• JOB: Find the number of lines in these records where the word "Police" appears. Reply with that number and nothing more.
* * * * * * * * *
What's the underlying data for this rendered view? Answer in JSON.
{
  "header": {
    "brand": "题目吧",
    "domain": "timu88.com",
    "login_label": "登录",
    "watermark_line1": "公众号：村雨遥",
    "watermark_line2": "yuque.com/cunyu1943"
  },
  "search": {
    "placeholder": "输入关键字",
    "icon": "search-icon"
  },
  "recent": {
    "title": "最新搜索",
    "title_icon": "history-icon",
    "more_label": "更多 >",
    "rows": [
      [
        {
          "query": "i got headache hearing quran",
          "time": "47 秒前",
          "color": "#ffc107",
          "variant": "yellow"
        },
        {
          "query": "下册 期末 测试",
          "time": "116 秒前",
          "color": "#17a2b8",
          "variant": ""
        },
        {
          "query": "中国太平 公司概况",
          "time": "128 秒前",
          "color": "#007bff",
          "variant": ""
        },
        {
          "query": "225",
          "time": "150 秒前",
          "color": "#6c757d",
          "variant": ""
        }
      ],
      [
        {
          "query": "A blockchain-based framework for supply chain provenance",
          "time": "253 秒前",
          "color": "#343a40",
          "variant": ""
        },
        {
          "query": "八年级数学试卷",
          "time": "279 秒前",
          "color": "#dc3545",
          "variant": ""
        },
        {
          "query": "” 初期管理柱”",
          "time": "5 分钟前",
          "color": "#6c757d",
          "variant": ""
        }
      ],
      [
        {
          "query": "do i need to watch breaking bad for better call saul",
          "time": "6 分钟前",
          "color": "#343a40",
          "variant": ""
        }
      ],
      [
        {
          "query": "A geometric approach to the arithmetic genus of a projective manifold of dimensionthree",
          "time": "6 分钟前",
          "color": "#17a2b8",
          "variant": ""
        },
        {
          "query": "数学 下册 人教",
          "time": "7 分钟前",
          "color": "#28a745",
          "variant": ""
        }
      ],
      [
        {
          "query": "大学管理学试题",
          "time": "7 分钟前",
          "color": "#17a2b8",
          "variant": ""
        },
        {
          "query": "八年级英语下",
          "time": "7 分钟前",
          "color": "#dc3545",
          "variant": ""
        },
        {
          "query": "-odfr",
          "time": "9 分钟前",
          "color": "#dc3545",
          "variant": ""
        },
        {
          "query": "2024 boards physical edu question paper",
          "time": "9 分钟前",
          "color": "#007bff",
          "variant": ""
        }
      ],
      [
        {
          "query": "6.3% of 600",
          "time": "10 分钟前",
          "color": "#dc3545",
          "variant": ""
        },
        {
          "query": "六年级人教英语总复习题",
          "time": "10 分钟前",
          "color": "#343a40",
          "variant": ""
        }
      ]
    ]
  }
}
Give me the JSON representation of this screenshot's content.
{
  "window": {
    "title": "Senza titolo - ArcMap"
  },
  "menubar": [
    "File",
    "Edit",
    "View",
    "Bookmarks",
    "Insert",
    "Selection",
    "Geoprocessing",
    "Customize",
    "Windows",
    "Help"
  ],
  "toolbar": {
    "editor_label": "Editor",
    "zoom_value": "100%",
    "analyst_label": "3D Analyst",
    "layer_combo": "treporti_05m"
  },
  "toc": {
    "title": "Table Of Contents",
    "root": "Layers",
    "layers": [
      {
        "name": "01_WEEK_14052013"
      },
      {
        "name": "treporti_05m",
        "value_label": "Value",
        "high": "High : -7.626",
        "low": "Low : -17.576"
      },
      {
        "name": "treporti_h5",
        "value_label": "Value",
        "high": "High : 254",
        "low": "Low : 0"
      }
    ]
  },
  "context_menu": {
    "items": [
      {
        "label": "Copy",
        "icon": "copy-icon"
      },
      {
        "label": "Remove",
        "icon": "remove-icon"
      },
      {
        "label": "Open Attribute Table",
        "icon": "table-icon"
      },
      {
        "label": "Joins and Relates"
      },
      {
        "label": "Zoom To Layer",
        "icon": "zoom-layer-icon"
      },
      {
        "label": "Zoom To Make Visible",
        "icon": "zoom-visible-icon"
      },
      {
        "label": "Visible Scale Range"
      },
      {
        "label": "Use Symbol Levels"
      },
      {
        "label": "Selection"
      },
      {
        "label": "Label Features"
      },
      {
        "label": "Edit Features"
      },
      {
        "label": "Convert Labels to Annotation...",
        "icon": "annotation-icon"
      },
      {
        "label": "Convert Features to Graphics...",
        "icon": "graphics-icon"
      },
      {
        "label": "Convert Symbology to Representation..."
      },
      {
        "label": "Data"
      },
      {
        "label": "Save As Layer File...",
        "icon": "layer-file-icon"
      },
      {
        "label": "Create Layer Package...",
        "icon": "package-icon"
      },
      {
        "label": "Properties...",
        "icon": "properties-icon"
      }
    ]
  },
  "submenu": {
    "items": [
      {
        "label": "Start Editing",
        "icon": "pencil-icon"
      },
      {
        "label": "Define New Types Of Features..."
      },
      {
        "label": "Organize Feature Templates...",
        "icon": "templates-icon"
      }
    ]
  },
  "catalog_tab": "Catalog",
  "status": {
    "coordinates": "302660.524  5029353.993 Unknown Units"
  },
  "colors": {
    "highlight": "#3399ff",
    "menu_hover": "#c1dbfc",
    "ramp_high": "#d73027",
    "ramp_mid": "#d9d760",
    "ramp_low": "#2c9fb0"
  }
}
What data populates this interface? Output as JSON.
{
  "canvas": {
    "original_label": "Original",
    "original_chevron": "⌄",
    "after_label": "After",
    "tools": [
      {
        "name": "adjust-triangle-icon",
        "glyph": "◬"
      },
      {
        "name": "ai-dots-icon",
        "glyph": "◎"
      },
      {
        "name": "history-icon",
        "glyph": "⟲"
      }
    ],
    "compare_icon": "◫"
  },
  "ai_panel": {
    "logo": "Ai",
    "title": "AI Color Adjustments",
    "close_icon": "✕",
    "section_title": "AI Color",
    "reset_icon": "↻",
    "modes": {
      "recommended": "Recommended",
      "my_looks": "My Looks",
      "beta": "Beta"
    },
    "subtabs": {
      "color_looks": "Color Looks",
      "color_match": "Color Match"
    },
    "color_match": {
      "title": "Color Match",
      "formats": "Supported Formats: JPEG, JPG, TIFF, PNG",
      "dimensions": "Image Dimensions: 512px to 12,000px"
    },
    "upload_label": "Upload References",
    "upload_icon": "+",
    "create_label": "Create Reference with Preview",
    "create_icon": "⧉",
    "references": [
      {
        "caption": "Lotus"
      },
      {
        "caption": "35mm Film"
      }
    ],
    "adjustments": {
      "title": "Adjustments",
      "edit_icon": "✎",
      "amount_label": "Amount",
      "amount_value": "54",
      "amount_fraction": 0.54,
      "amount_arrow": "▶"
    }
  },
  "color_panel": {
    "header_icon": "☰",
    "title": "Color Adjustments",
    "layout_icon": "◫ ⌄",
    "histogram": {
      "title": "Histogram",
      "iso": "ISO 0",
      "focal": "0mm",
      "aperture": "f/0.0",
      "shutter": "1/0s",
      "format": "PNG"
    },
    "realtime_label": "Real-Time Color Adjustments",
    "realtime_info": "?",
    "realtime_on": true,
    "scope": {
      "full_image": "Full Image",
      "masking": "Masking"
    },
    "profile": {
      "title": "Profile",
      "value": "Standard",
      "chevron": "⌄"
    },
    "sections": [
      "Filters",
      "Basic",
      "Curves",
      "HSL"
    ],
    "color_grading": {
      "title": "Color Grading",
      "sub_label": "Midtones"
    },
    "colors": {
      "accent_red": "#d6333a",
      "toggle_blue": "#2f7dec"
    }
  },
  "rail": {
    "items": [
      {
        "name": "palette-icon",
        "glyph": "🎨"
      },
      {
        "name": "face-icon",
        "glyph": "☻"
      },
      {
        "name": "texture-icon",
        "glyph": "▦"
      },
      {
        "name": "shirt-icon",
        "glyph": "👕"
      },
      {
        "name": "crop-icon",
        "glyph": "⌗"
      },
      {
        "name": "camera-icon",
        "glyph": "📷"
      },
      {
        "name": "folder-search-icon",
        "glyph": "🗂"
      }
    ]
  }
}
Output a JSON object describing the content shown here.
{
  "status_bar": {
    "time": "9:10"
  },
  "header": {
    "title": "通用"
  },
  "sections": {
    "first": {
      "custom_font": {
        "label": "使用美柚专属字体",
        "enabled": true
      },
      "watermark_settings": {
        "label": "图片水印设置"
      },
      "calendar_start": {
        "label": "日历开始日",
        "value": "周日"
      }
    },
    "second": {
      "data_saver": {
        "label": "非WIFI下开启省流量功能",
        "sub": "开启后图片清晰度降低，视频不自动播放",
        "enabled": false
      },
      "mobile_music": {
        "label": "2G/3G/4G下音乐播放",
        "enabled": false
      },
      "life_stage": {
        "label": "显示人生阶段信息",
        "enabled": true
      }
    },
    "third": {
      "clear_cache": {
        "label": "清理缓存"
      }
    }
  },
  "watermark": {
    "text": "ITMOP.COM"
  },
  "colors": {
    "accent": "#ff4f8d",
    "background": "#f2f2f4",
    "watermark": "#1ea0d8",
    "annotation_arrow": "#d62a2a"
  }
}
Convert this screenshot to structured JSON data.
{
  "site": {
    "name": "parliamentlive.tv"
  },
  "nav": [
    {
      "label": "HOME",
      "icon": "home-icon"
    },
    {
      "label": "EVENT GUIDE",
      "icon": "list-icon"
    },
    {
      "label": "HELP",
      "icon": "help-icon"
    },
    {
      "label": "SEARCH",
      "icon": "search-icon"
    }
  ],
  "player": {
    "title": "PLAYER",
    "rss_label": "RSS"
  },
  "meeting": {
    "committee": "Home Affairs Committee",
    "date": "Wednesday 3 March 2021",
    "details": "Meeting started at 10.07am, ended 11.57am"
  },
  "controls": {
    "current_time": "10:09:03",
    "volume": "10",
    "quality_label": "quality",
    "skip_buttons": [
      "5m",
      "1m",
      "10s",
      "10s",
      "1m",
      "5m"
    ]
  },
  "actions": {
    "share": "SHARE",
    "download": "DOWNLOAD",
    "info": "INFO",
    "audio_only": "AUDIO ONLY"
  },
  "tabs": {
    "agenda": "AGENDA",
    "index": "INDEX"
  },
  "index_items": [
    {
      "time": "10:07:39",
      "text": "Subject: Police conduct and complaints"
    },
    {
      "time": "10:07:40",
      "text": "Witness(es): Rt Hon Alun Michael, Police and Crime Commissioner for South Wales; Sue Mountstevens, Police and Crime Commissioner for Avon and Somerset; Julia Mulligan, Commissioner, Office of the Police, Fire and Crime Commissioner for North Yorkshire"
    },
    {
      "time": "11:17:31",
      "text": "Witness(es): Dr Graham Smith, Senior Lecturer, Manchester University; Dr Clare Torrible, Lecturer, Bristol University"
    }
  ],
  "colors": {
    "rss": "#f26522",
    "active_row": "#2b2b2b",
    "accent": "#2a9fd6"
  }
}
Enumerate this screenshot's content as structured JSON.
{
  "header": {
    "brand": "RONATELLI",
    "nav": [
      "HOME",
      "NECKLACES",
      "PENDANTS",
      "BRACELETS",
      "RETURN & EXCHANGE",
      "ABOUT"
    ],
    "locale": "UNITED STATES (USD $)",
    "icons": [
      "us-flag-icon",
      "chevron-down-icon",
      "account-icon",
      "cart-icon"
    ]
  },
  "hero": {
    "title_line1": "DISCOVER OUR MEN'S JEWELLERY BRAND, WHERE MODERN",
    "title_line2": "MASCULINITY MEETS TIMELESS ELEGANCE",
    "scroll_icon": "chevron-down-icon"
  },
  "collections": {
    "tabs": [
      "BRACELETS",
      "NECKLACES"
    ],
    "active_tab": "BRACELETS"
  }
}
* * * * * * * * *
• EXERCISE OUTPUT: 2